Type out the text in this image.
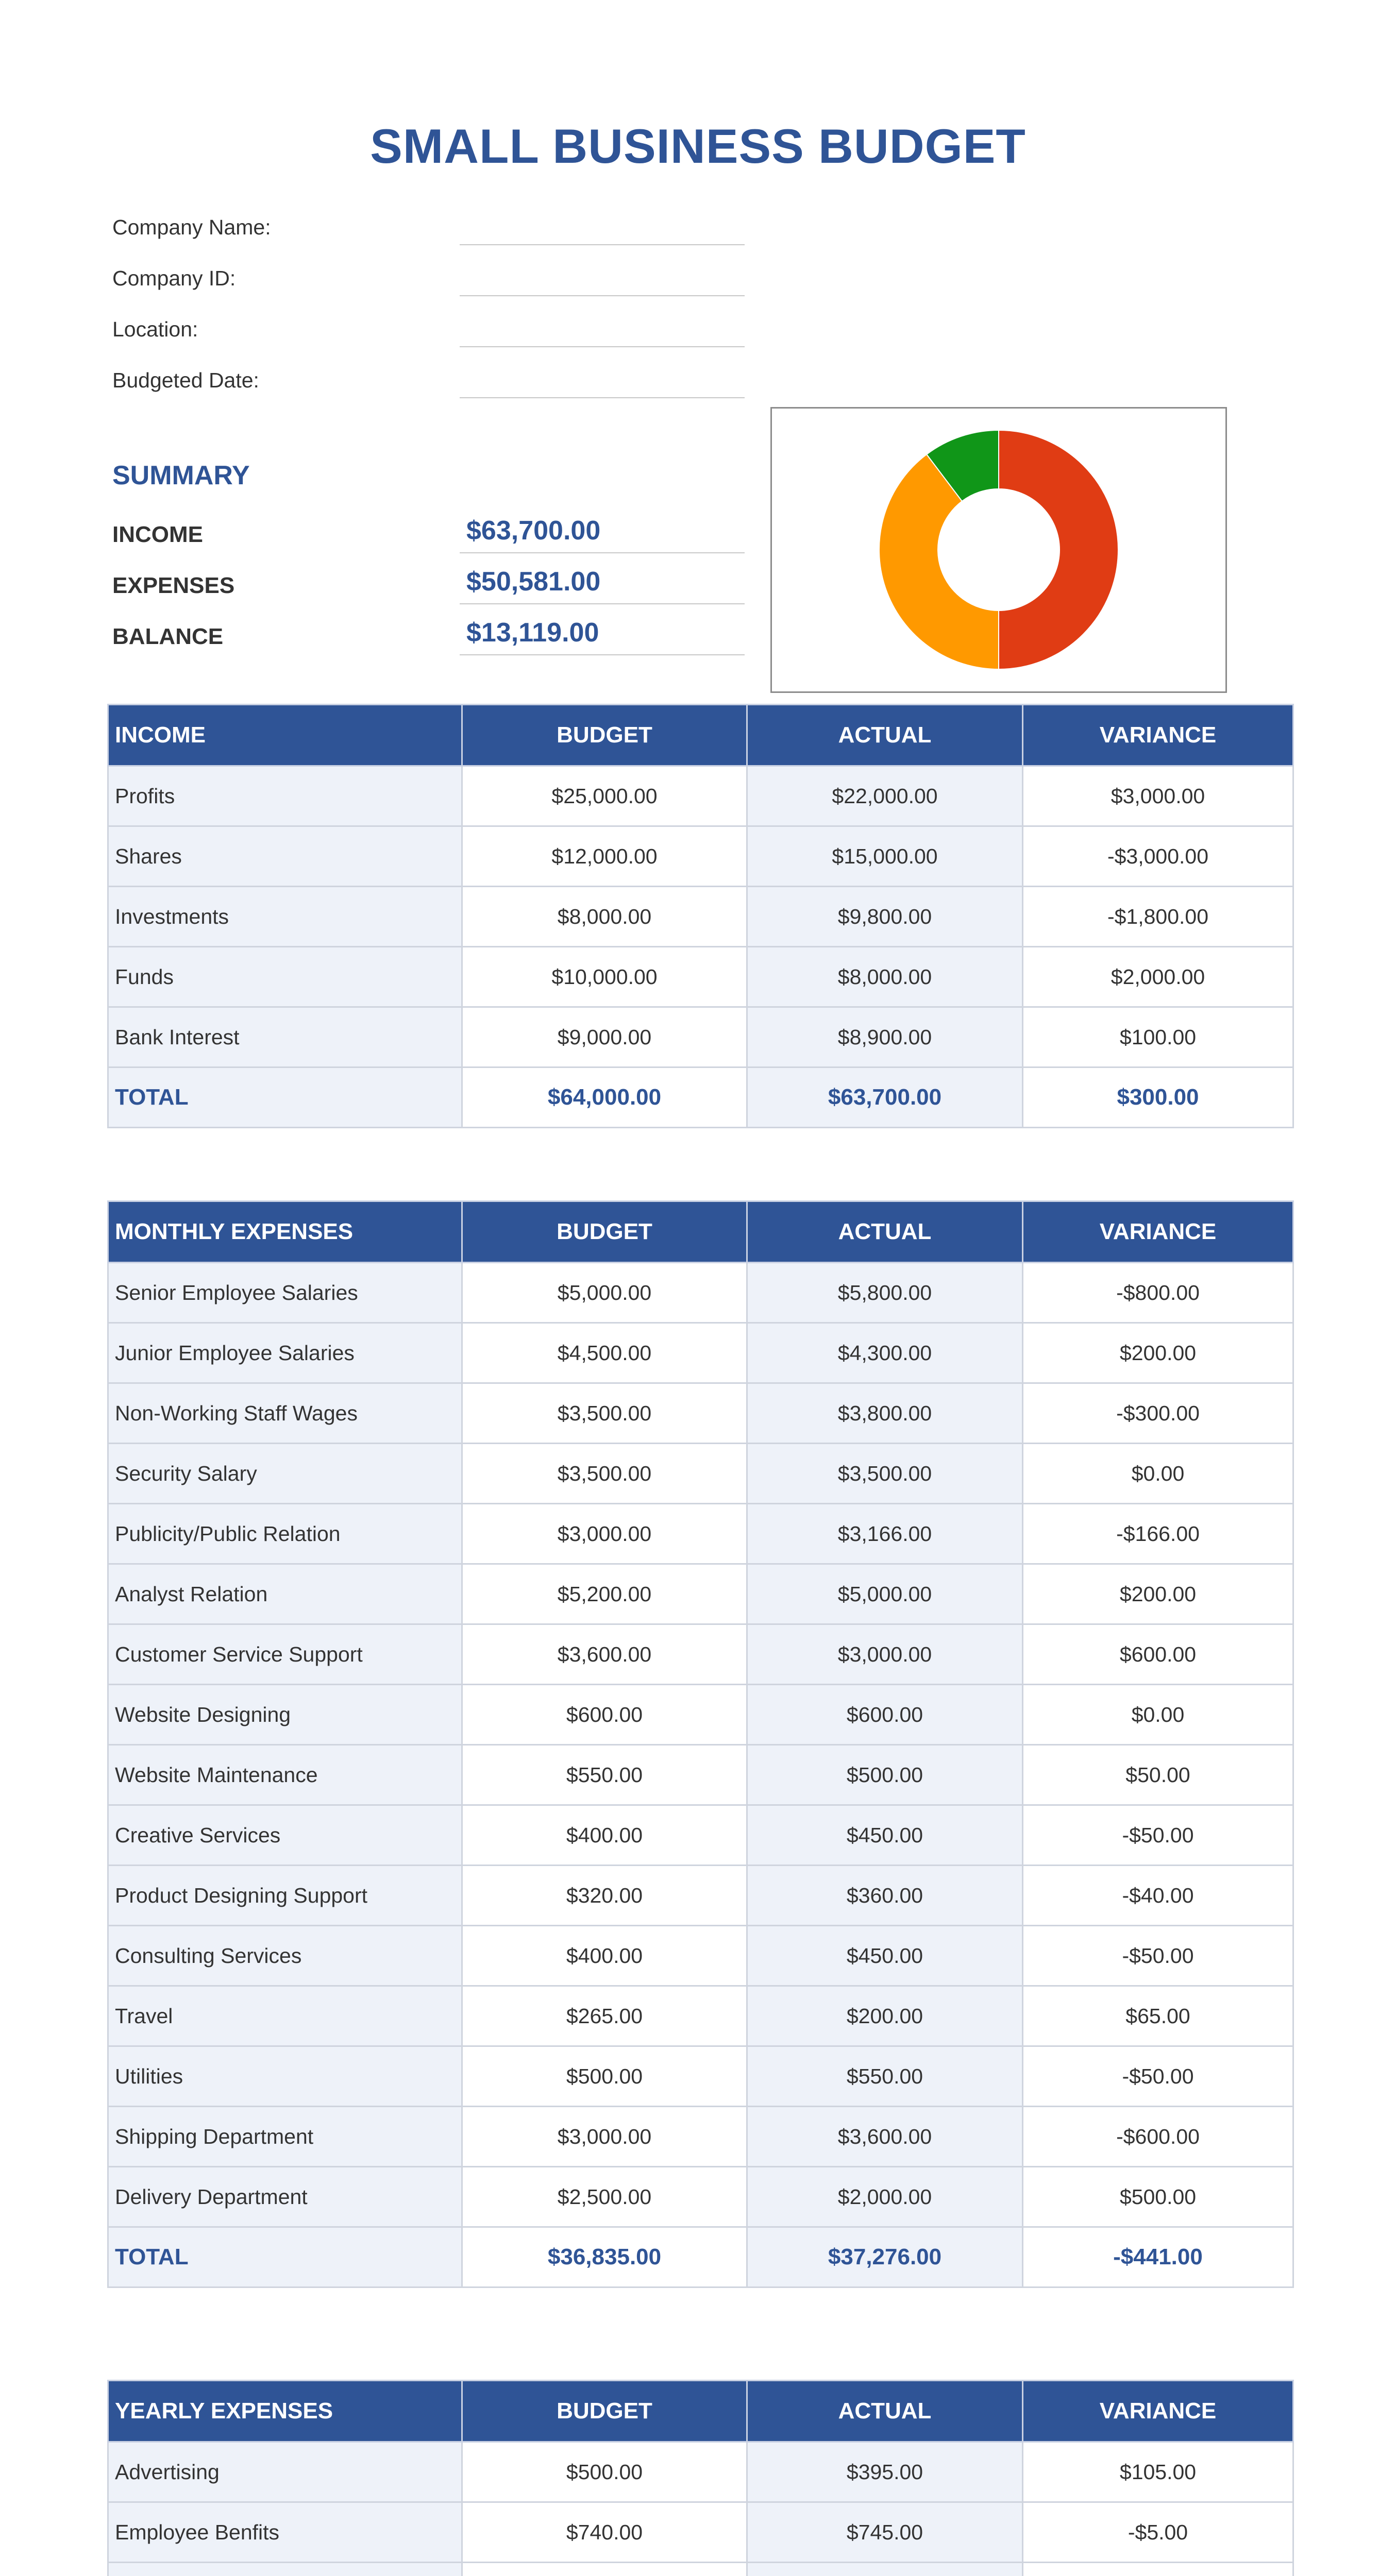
SMALL BUSINESS BUDGET
Company Name:
Company ID:
Location:
Budgeted Date:
SUMMARY
INCOME	$63,700.00
EXPENSES	$50,581.00
BALANCE	$13,119.00
INCOME	BUDGET	ACTUAL	VARIANCE
Profits	$25,000.00	$22,000.00	$3,000.00
Shares	$12,000.00	$15,000.00	-$3,000.00
Investments	$8,000.00	$9,800.00	-$1,800.00
Funds	$10,000.00	$8,000.00	$2,000.00
Bank Interest	$9,000.00	$8,900.00	$100.00
TOTAL	$64,000.00	$63,700.00	$300.00
MONTHLY EXPENSES	BUDGET	ACTUAL	VARIANCE
Senior Employee Salaries	$5,000.00	$5,800.00	-$800.00
Junior Employee Salaries	$4,500.00	$4,300.00	$200.00
Non-Working Staff Wages	$3,500.00	$3,800.00	-$300.00
Security Salary	$3,500.00	$3,500.00	$0.00
Publicity/Public Relation	$3,000.00	$3,166.00	-$166.00
Analyst Relation	$5,200.00	$5,000.00	$200.00
Customer Service Support	$3,600.00	$3,000.00	$600.00
Website Designing	$600.00	$600.00	$0.00
Website Maintenance	$550.00	$500.00	$50.00
Creative Services	$400.00	$450.00	-$50.00
Product Designing Support	$320.00	$360.00	-$40.00
Consulting Services	$400.00	$450.00	-$50.00
Travel	$265.00	$200.00	$65.00
Utilities	$500.00	$550.00	-$50.00
Shipping Department	$3,000.00	$3,600.00	-$600.00
Delivery Department	$2,500.00	$2,000.00	$500.00
TOTAL	$36,835.00	$37,276.00	-$441.00
YEARLY EXPENSES	BUDGET	ACTUAL	VARIANCE
Advertising	$500.00	$395.00	$105.00
Employee Benfits	$740.00	$745.00	-$5.00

**Work to do**
Extract all the data above exactly, excluding every picture.

**Completed exercise**
Type out the text in this image.
SMALL BUSINESS BUDGET
Company Name:
Company ID:
Location:
Budgeted Date:
SUMMARY
INCOME	$63,700.00
EXPENSES	$50,581.00
BALANCE	$13,119.00
INCOME	BUDGET	ACTUAL	VARIANCE
Profits	$25,000.00	$22,000.00	$3,000.00
Shares	$12,000.00	$15,000.00	-$3,000.00
Investments	$8,000.00	$9,800.00	-$1,800.00
Funds	$10,000.00	$8,000.00	$2,000.00
Bank Interest	$9,000.00	$8,900.00	$100.00
TOTAL	$64,000.00	$63,700.00	$300.00
MONTHLY EXPENSES	BUDGET	ACTUAL	VARIANCE
Senior Employee Salaries	$5,000.00	$5,800.00	-$800.00
Junior Employee Salaries	$4,500.00	$4,300.00	$200.00
Non-Working Staff Wages	$3,500.00	$3,800.00	-$300.00
Security Salary	$3,500.00	$3,500.00	$0.00
Publicity/Public Relation	$3,000.00	$3,166.00	-$166.00
Analyst Relation	$5,200.00	$5,000.00	$200.00
Customer Service Support	$3,600.00	$3,000.00	$600.00
Website Designing	$600.00	$600.00	$0.00
Website Maintenance	$550.00	$500.00	$50.00
Creative Services	$400.00	$450.00	-$50.00
Product Designing Support	$320.00	$360.00	-$40.00
Consulting Services	$400.00	$450.00	-$50.00
Travel	$265.00	$200.00	$65.00
Utilities	$500.00	$550.00	-$50.00
Shipping Department	$3,000.00	$3,600.00	-$600.00
Delivery Department	$2,500.00	$2,000.00	$500.00
TOTAL	$36,835.00	$37,276.00	-$441.00
YEARLY EXPENSES	BUDGET	ACTUAL	VARIANCE
Advertising	$500.00	$395.00	$105.00
Employee Benfits	$740.00	$745.00	-$5.00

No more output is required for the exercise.